Exercise objective:
What follows is a listing; restate every line of it word for word.

[Recorded data]
--

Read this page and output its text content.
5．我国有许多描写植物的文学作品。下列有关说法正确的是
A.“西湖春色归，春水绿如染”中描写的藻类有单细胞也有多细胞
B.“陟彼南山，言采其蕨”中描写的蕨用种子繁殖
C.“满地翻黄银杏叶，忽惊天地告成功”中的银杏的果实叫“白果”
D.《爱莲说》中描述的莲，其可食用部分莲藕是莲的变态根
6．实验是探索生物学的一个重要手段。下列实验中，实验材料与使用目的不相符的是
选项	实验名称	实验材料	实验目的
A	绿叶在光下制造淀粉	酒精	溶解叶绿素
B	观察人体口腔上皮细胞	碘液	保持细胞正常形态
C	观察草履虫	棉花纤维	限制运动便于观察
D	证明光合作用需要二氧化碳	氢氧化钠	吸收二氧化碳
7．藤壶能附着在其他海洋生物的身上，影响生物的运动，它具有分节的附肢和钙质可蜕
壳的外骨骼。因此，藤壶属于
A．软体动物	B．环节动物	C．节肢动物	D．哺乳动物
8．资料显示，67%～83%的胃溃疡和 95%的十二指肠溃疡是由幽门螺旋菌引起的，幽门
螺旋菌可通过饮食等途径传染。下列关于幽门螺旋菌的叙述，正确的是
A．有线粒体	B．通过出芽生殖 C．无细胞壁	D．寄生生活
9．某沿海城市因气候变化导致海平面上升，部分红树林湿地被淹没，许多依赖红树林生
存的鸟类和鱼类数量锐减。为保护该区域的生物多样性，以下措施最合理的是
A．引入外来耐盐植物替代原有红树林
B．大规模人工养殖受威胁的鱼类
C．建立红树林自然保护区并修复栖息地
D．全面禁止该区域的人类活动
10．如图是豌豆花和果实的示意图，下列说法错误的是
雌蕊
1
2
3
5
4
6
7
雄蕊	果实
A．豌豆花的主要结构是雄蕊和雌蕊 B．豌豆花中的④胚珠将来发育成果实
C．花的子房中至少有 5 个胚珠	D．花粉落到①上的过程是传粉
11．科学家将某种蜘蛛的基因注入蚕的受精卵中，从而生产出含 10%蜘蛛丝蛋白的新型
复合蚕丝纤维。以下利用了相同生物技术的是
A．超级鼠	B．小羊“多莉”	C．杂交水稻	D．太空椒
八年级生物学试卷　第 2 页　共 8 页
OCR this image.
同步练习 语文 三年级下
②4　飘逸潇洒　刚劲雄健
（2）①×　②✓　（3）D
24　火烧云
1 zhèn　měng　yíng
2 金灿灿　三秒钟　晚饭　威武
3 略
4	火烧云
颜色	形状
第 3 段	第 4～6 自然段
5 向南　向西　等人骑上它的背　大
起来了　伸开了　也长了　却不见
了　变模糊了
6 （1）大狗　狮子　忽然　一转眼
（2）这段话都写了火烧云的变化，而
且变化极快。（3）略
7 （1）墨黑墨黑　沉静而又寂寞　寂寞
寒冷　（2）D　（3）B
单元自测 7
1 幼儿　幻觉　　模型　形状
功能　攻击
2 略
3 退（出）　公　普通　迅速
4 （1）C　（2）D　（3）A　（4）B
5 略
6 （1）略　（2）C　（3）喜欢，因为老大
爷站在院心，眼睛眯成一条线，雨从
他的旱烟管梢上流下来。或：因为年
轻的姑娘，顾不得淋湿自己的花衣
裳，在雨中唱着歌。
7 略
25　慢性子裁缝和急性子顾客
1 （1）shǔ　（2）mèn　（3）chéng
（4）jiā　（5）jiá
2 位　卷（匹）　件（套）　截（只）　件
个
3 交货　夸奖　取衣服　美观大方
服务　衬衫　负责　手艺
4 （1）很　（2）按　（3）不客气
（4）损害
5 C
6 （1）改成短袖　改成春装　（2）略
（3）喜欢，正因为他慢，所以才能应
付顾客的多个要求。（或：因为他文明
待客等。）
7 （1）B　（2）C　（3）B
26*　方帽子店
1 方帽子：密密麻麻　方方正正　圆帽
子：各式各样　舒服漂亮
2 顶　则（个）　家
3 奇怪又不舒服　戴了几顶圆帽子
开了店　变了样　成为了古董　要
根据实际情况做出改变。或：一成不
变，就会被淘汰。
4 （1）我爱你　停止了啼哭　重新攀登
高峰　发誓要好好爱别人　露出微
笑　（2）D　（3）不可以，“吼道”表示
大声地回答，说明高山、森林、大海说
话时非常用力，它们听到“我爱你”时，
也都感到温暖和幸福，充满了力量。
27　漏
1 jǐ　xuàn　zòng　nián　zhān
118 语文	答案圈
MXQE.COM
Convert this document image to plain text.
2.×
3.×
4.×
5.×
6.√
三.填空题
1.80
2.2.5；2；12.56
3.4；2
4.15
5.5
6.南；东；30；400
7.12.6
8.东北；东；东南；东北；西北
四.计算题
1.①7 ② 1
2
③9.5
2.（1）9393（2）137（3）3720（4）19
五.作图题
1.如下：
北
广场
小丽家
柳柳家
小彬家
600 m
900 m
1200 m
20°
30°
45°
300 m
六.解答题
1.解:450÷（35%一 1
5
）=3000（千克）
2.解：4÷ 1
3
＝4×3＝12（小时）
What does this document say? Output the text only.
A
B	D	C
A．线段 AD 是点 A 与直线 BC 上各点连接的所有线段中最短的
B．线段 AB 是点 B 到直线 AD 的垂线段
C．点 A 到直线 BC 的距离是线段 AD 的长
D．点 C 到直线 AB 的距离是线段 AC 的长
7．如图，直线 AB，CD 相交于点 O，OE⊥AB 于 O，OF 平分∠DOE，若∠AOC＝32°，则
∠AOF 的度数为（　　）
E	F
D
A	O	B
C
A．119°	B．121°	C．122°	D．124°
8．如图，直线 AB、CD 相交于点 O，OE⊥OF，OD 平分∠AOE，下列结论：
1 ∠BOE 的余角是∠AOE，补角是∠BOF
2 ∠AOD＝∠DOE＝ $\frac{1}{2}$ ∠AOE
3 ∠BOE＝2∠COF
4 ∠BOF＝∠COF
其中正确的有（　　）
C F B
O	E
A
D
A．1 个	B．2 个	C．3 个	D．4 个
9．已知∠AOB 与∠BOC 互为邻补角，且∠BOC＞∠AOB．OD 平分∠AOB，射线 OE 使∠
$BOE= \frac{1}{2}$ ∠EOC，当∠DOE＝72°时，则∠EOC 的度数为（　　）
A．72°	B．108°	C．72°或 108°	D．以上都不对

--

Task solution:
Read this page and output its text content.
5．我国有许多描写植物的文学作品。下列有关说法正确的是
A.“西湖春色归，春水绿如染”中描写的藻类有单细胞也有多细胞
B.“陟彼南山，言采其蕨”中描写的蕨用种子繁殖
C.“满地翻黄银杏叶，忽惊天地告成功”中的银杏的果实叫“白果”
D.《爱莲说》中描述的莲，其可食用部分莲藕是莲的变态根
6．实验是探索生物学的一个重要手段。下列实验中，实验材料与使用目的不相符的是
选项	实验名称	实验材料	实验目的
A	绿叶在光下制造淀粉	酒精	溶解叶绿素
B	观察人体口腔上皮细胞	碘液	保持细胞正常形态
C	观察草履虫	棉花纤维	限制运动便于观察
D	证明光合作用需要二氧化碳	氢氧化钠	吸收二氧化碳
7．藤壶能附着在其他海洋生物的身上，影响生物的运动，它具有分节的附肢和钙质可蜕
壳的外骨骼。因此，藤壶属于
A．软体动物	B．环节动物	C．节肢动物	D．哺乳动物
8．资料显示，67%～83%的胃溃疡和 95%的十二指肠溃疡是由幽门螺旋菌引起的，幽门
螺旋菌可通过饮食等途径传染。下列关于幽门螺旋菌的叙述，正确的是
A．有线粒体	B．通过出芽生殖 C．无细胞壁	D．寄生生活
9．某沿海城市因气候变化导致海平面上升，部分红树林湿地被淹没，许多依赖红树林生
存的鸟类和鱼类数量锐减。为保护该区域的生物多样性，以下措施最合理的是
A．引入外来耐盐植物替代原有红树林
B．大规模人工养殖受威胁的鱼类
C．建立红树林自然保护区并修复栖息地
D．全面禁止该区域的人类活动
10．如图是豌豆花和果实的示意图，下列说法错误的是
雌蕊
1
2
3
5
4
6
7
雄蕊	果实
A．豌豆花的主要结构是雄蕊和雌蕊 B．豌豆花中的④胚珠将来发育成果实
C．花的子房中至少有 5 个胚珠	D．花粉落到①上的过程是传粉
11．科学家将某种蜘蛛的基因注入蚕的受精卵中，从而生产出含 10%蜘蛛丝蛋白的新型
复合蚕丝纤维。以下利用了相同生物技术的是
A．超级鼠	B．小羊“多莉”	C．杂交水稻	D．太空椒
八年级生物学试卷　第 2 页　共 8 页
OCR this image.
同步练习 语文 三年级下
②4　飘逸潇洒　刚劲雄健
（2）①×　②✓　（3）D
24　火烧云
1 zhèn　měng　yíng
2 金灿灿　三秒钟　晚饭　威武
3 略
4	火烧云
颜色	形状
第 3 段	第 4～6 自然段
5 向南　向西　等人骑上它的背　大
起来了　伸开了　也长了　却不见
了　变模糊了
6 （1）大狗　狮子　忽然　一转眼
（2）这段话都写了火烧云的变化，而
且变化极快。（3）略
7 （1）墨黑墨黑　沉静而又寂寞　寂寞
寒冷　（2）D　（3）B
单元自测 7
1 幼儿　幻觉　　模型　形状
功能　攻击
2 略
3 退（出）　公　普通　迅速
4 （1）C　（2）D　（3）A　（4）B
5 略
6 （1）略　（2）C　（3）喜欢，因为老大
爷站在院心，眼睛眯成一条线，雨从
他的旱烟管梢上流下来。或：因为年
轻的姑娘，顾不得淋湿自己的花衣
裳，在雨中唱着歌。
7 略
25　慢性子裁缝和急性子顾客
1 （1）shǔ　（2）mèn　（3）chéng
（4）jiā　（5）jiá
2 位　卷（匹）　件（套）　截（只）　件
个
3 交货　夸奖　取衣服　美观大方
服务　衬衫　负责　手艺
4 （1）很　（2）按　（3）不客气
（4）损害
5 C
6 （1）改成短袖　改成春装　（2）略
（3）喜欢，正因为他慢，所以才能应
付顾客的多个要求。（或：因为他文明
待客等。）
7 （1）B　（2）C　（3）B
26*　方帽子店
1 方帽子：密密麻麻　方方正正　圆帽
子：各式各样　舒服漂亮
2 顶　则（个）　家
3 奇怪又不舒服　戴了几顶圆帽子
开了店　变了样　成为了古董　要
根据实际情况做出改变。或：一成不
变，就会被淘汰。
4 （1）我爱你　停止了啼哭　重新攀登
高峰　发誓要好好爱别人　露出微
笑　（2）D　（3）不可以，“吼道”表示
大声地回答，说明高山、森林、大海说
话时非常用力，它们听到“我爱你”时，
也都感到温暖和幸福，充满了力量。
27　漏
1 jǐ　xuàn　zòng　nián　zhān
118 语文	答案圈
MXQE.COM
Convert this document image to plain text.
2.×
3.×
4.×
5.×
6.√
三.填空题
1.80
2.2.5；2；12.56
3.4；2
4.15
5.5
6.南；东；30；400
7.12.6
8.东北；东；东南；东北；西北
四.计算题
1.①7 ② 1
2
③9.5
2.（1）9393（2）137（3）3720（4）19
五.作图题
1.如下：
北
广场
小丽家
柳柳家
小彬家
600 m
900 m
1200 m
20°
30°
45°
300 m
六.解答题
1.解:450÷（35%一 1
5
）=3000（千克）
2.解：4÷ 1
3
＝4×3＝12（小时）
What does this document say? Output the text only.
A
B	D	C
A．线段 AD 是点 A 与直线 BC 上各点连接的所有线段中最短的
B．线段 AB 是点 B 到直线 AD 的垂线段
C．点 A 到直线 BC 的距离是线段 AD 的长
D．点 C 到直线 AB 的距离是线段 AC 的长
7．如图，直线 AB，CD 相交于点 O，OE⊥AB 于 O，OF 平分∠DOE，若∠AOC＝32°，则
∠AOF 的度数为（　　）
E	F
D
A	O	B
C
A．119°	B．121°	C．122°	D．124°
8．如图，直线 AB、CD 相交于点 O，OE⊥OF，OD 平分∠AOE，下列结论：
1 ∠BOE 的余角是∠AOE，补角是∠BOF
2 ∠AOD＝∠DOE＝ $\frac{1}{2}$ ∠AOE
3 ∠BOE＝2∠COF
4 ∠BOF＝∠COF
其中正确的有（　　）
C F B
O	E
A
D
A．1 个	B．2 个	C．3 个	D．4 个
9．已知∠AOB 与∠BOC 互为邻补角，且∠BOC＞∠AOB．OD 平分∠AOB，射线 OE 使∠
$BOE= \frac{1}{2}$ ∠EOC，当∠DOE＝72°时，则∠EOC 的度数为（　　）
A．72°	B．108°	C．72°或 108°	D．以上都不对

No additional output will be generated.